== ENTRIES SUPPLIED ==
■ ■ ■ ■
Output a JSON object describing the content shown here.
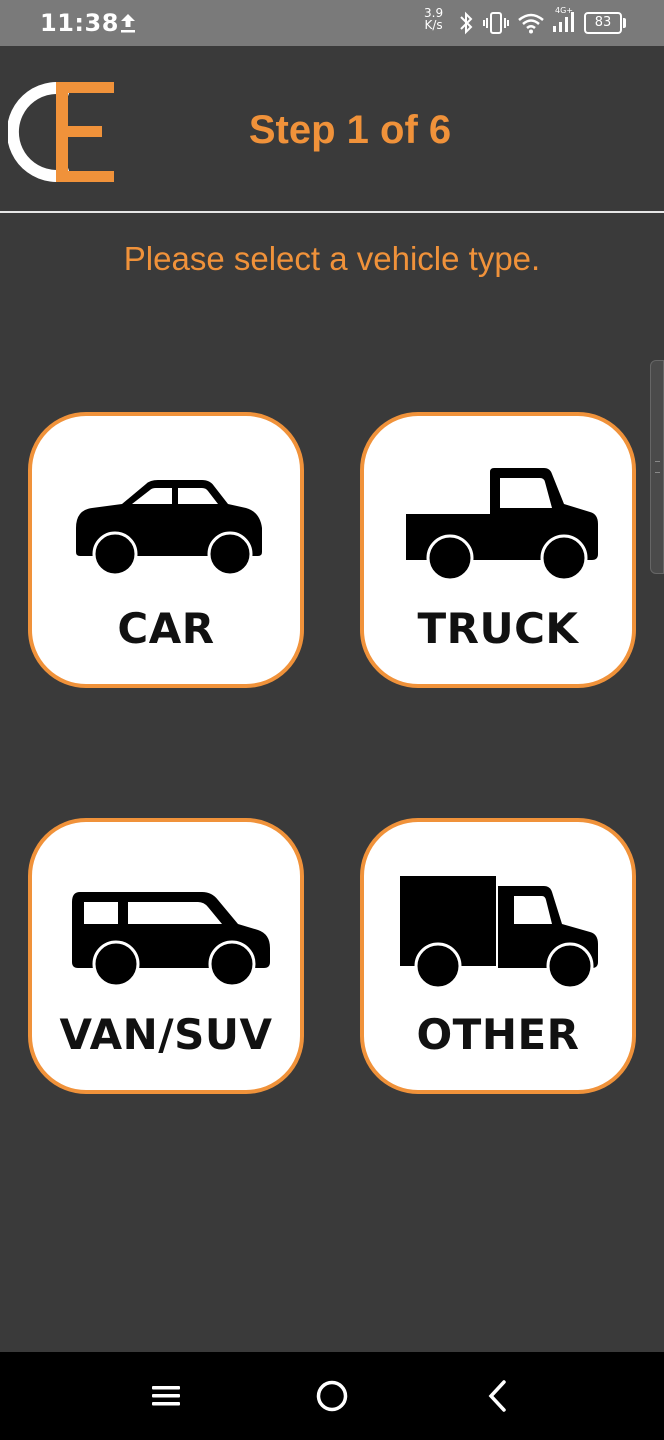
{
  "status_bar": {
    "time": "11:38",
    "speed_value": "3.9",
    "speed_unit": "K/s",
    "network_label": "4G+",
    "battery": "83",
    "icons": [
      "upload-icon",
      "bluetooth-icon",
      "vibrate-icon",
      "wifi-icon",
      "signal-icon",
      "battery-icon"
    ]
  },
  "header": {
    "logo_name": "ce-logo",
    "step_title": "Step 1 of 6"
  },
  "prompt": "Please select a vehicle type.",
  "vehicles": [
    {
      "label": "CAR",
      "icon": "car-icon"
    },
    {
      "label": "TRUCK",
      "icon": "pickup-truck-icon"
    },
    {
      "label": "VAN/SUV",
      "icon": "van-suv-icon"
    },
    {
      "label": "OTHER",
      "icon": "box-truck-icon"
    }
  ],
  "nav_bar": {
    "icons": [
      "menu-icon",
      "home-icon",
      "back-icon"
    ]
  },
  "colors": {
    "accent": "#f0923a",
    "background": "#3a3a3a",
    "tile": "#ffffff",
    "text_dark": "#111111"
  }
}
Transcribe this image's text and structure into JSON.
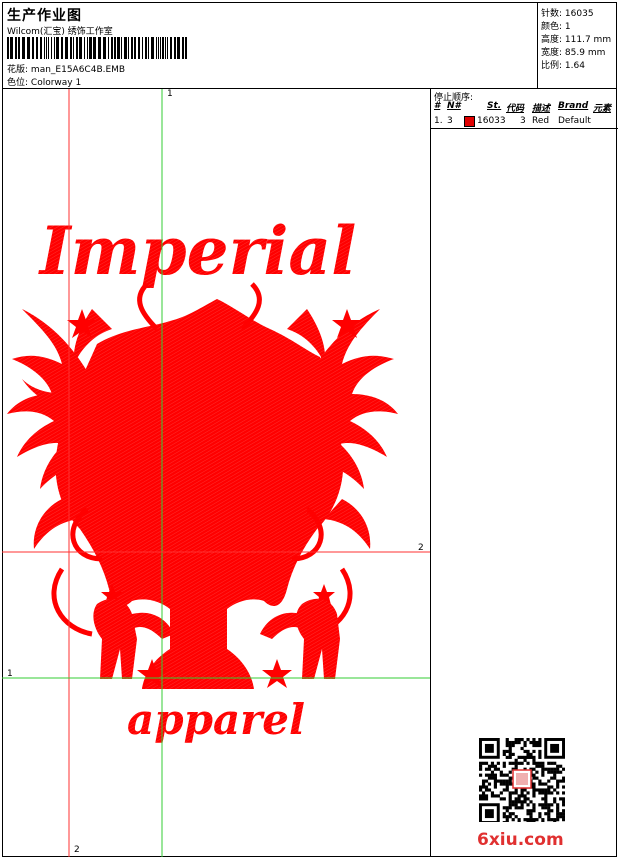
{
  "header": {
    "title": "生产作业图",
    "software": "Wilcom(汇宝) 绣饰工作室",
    "design_file_label": "花版:",
    "design_file": "man_E15A6C4B.EMB",
    "colorway_label": "色位:",
    "colorway": "Colorway 1"
  },
  "specs": {
    "stitches_label": "针数:",
    "stitches": "16035",
    "colors_label": "颜色:",
    "colors": "1",
    "height_label": "高度:",
    "height": "111.7 mm",
    "width_label": "宽度:",
    "width": "85.9 mm",
    "ratio_label": "比例:",
    "ratio": "1.64"
  },
  "stop_sequence": {
    "title": "停止顺序:",
    "columns": [
      "#",
      "N#",
      "St.",
      "代码",
      "描述",
      "Brand",
      "元素"
    ],
    "rows": [
      {
        "index": "1.",
        "needle": "3",
        "stitches": "16033",
        "code": "3",
        "description": "Red",
        "brand": "Default",
        "color": "#e00000"
      }
    ]
  },
  "guides": {
    "vertical_top": "1",
    "horizontal_right": "2",
    "horizontal_left": "1",
    "vertical_bottom": "2"
  },
  "design": {
    "top_text": "Imperial",
    "bottom_text": "apparel",
    "color": "#ff0000"
  },
  "watermark": "6xiu.com"
}
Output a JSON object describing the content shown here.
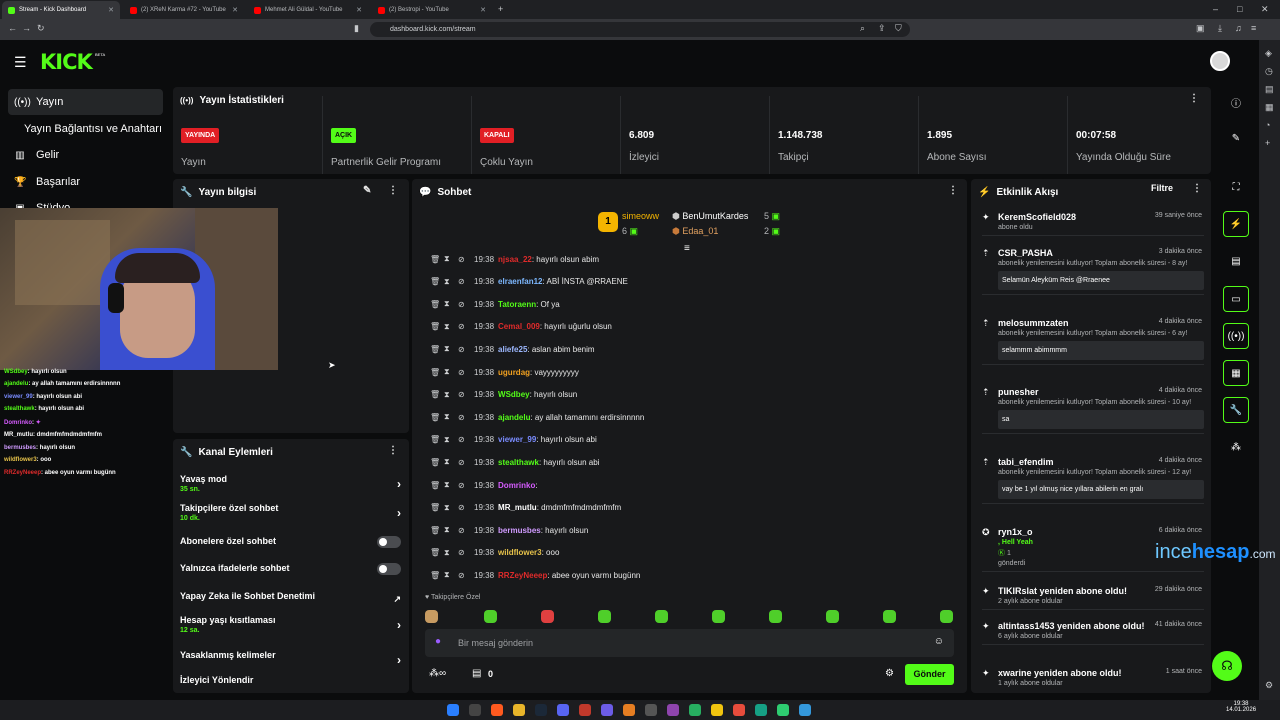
{
  "browser": {
    "tabs": [
      {
        "label": "Stream - Kick Dashboard",
        "active": true,
        "color": "#53fc18"
      },
      {
        "label": "(2) XReN Karma #72 - YouTube",
        "active": false,
        "color": "#ff0000"
      },
      {
        "label": "Mehmet Ali Güldal - YouTube",
        "active": false,
        "color": "#ff0000"
      },
      {
        "label": "(2) Bestropi - YouTube",
        "active": false,
        "color": "#ff0000"
      }
    ],
    "url": "dashboard.kick.com/stream"
  },
  "brand": {
    "logo": "KICK",
    "beta": "BETA",
    "accent": "#53fc18"
  },
  "nav": {
    "items": [
      {
        "label": "Yayın",
        "icon": "broadcast-icon",
        "active": true
      },
      {
        "label": "Yayın Bağlantısı ve Anahtarı",
        "icon": "",
        "active": false
      },
      {
        "label": "Gelir",
        "icon": "chart-icon",
        "active": false
      },
      {
        "label": "Başarılar",
        "icon": "trophy-icon",
        "active": false
      },
      {
        "label": "Stüdyo",
        "icon": "studio-icon",
        "active": false
      }
    ]
  },
  "stats": {
    "title": "Yayın İstatistikleri",
    "cells": [
      {
        "badge": "YAYINDA",
        "badge_color": "#e11f25",
        "label": "Yayın"
      },
      {
        "badge": "AÇIK",
        "badge_color": "#53fc18",
        "label": "Partnerlik Gelir Programı"
      },
      {
        "badge": "KAPALI",
        "badge_color": "#e11f25",
        "label": "Çoklu Yayın"
      },
      {
        "value": "6.809",
        "label": "İzleyici"
      },
      {
        "value": "1.148.738",
        "label": "Takipçi"
      },
      {
        "value": "1.895",
        "label": "Abone Sayısı"
      },
      {
        "value": "00:07:58",
        "label": "Yayında Olduğu Süre"
      }
    ]
  },
  "stream_info": {
    "title": "Yayın bilgisi"
  },
  "overlay_chat": [
    {
      "user": "WSdbey",
      "msg": ": hayırlı olsun",
      "color": "#53fc18"
    },
    {
      "user": "ajandelu",
      "msg": ": ay allah tamamını erdirsinnnnn",
      "color": "#53fc18"
    },
    {
      "user": "viewer_99",
      "msg": ": hayırlı olsun abi",
      "color": "#7a8cff"
    },
    {
      "user": "stealthawk",
      "msg": ": hayırlı olsun abi",
      "color": "#53fc18"
    },
    {
      "user": "Domrinko",
      "msg": ":",
      "color": "#d65cff"
    },
    {
      "user": "MR_mutlu",
      "msg": ": dmdmfmfmdmdmfmfm",
      "color": "#ffffff"
    },
    {
      "user": "bermusbes",
      "msg": ": hayırlı olsun",
      "color": "#d09bff"
    },
    {
      "user": "wildflower3",
      "msg": ": ooo",
      "color": "#e6c24a"
    },
    {
      "user": "RRZeyNeeep",
      "msg": ": abee oyun varmı bugünn",
      "color": "#e02b2b"
    }
  ],
  "channel_actions": {
    "title": "Kanal Eylemleri",
    "items": [
      {
        "label": "Yavaş mod",
        "sub": "35 sn.",
        "control": "arrow"
      },
      {
        "label": "Takipçilere özel sohbet",
        "sub": "10 dk.",
        "control": "arrow"
      },
      {
        "label": "Abonelere özel sohbet",
        "sub": "",
        "control": "toggle"
      },
      {
        "label": "Yalnızca ifadelerle sohbet",
        "sub": "",
        "control": "toggle"
      },
      {
        "label": "Yapay Zeka ile Sohbet Denetimi",
        "sub": "",
        "control": "external"
      },
      {
        "label": "Hesap yaşı kısıtlaması",
        "sub": "12 sa.",
        "control": "arrow"
      },
      {
        "label": "Yasaklanmış kelimeler",
        "sub": "",
        "control": "arrow"
      },
      {
        "label": "İzleyici Yönlendir",
        "sub": "",
        "control": ""
      }
    ]
  },
  "chat": {
    "title": "Sohbet",
    "leaders": [
      {
        "rank": "1",
        "name": "simeoww",
        "count": "6"
      },
      {
        "name": "BenUmutKardes",
        "count": "5"
      },
      {
        "name": "Edaa_01",
        "count": "2"
      }
    ],
    "messages": [
      {
        "time": "19:38",
        "user": "njsaa_22",
        "msg": ": hayırlı olsun abim",
        "color": "#e02b2b"
      },
      {
        "time": "19:38",
        "user": "elraenfan12",
        "msg": ": ABİ İNSTA @RRAENE",
        "color": "#7db8ff"
      },
      {
        "time": "19:38",
        "user": "Tatoraenn",
        "msg": ": Of ya",
        "color": "#53fc18"
      },
      {
        "time": "19:38",
        "user": "Cemal_009",
        "msg": ": hayırlı uğurlu olsun",
        "color": "#e02b2b"
      },
      {
        "time": "19:38",
        "user": "aliefe25",
        "msg": ": aslan abim benim",
        "color": "#9db8ff"
      },
      {
        "time": "19:38",
        "user": "ugurdag",
        "msg": ": vayyyyyyyyy",
        "color": "#f0a020"
      },
      {
        "time": "19:38",
        "user": "WSdbey",
        "msg": ": hayırlı olsun",
        "color": "#53fc18"
      },
      {
        "time": "19:38",
        "user": "ajandelu",
        "msg": ": ay allah tamamını erdirsinnnnn",
        "color": "#53fc18"
      },
      {
        "time": "19:38",
        "user": "viewer_99",
        "msg": ": hayırlı olsun abi",
        "color": "#7a8cff"
      },
      {
        "time": "19:38",
        "user": "stealthawk",
        "msg": ": hayırlı olsun abi",
        "color": "#53fc18"
      },
      {
        "time": "19:38",
        "user": "Domrinko",
        "msg": ":",
        "color": "#d65cff"
      },
      {
        "time": "19:38",
        "user": "MR_mutlu",
        "msg": ": dmdmfmfmdmdmfmfm",
        "color": "#ffffff"
      },
      {
        "time": "19:38",
        "user": "bermusbes",
        "msg": ": hayırlı olsun",
        "color": "#d09bff"
      },
      {
        "time": "19:38",
        "user": "wildflower3",
        "msg": ": ooo",
        "color": "#e6c24a"
      },
      {
        "time": "19:38",
        "user": "RRZeyNeeep",
        "msg": ": abee oyun varmı bugünn",
        "color": "#e02b2b"
      }
    ],
    "emote_section": "Takipçilere Özel",
    "input_placeholder": "Bir mesaj gönderin",
    "send_label": "Gönder",
    "bottom_count": "0"
  },
  "activity": {
    "title": "Etkinlik Akışı",
    "filter": "Filtre",
    "items": [
      {
        "name": "KeremScofield028",
        "time": "39 saniye önce",
        "sub": "abone oldu",
        "box": ""
      },
      {
        "name": "CSR_PASHA",
        "time": "3 dakika önce",
        "sub": "abonelik yenilemesini kutluyor! Toplam abonelik süresi - 8 ay!",
        "box": "Selamün Aleyküm Reis @Rraenee"
      },
      {
        "name": "melosummzaten",
        "time": "4 dakika önce",
        "sub": "abonelik yenilemesini kutluyor! Toplam abonelik süresi - 6 ay!",
        "box": "selammm abimmmm"
      },
      {
        "name": "punesher",
        "time": "4 dakika önce",
        "sub": "abonelik yenilemesini kutluyor! Toplam abonelik süresi - 10 ay!",
        "box": "sa"
      },
      {
        "name": "tabi_efendim",
        "time": "4 dakika önce",
        "sub": "abonelik yenilemesini kutluyor! Toplam abonelik süresi - 12 ay!",
        "box": "vay be 1 yıl olmuş nice yıllara abilerin en gralı"
      },
      {
        "name": "ryn1x_o",
        "time": "6 dakika önce",
        "sub": ", Hell Yeah",
        "extra": "1",
        "extra2": "gönderdi",
        "box": ""
      },
      {
        "name": "TIKIRslat yeniden abone oldu!",
        "time": "29 dakika önce",
        "sub": "2 aylık abone oldular",
        "box": ""
      },
      {
        "name": "altintass1453 yeniden abone oldu!",
        "time": "41 dakika önce",
        "sub": "6 aylık abone oldular",
        "box": ""
      },
      {
        "name": "xwarine yeniden abone oldu!",
        "time": "1 saat önce",
        "sub": "1 aylık abone oldular",
        "box": ""
      }
    ]
  },
  "watermark": {
    "a": "ince",
    "b": "hesap",
    "c": ".com"
  },
  "taskbar": {
    "time": "19:38",
    "date": "14.01.2026"
  }
}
■ ■ ■ ■
== PROBLEM ==
Show every line of the listing in which the string "varmı" can be found.

== SOLUTION TO THIS TASK ==
      "msg": ": abee oyun varmı bugünn",
        "msg": ": abee oyun varmı bugünn",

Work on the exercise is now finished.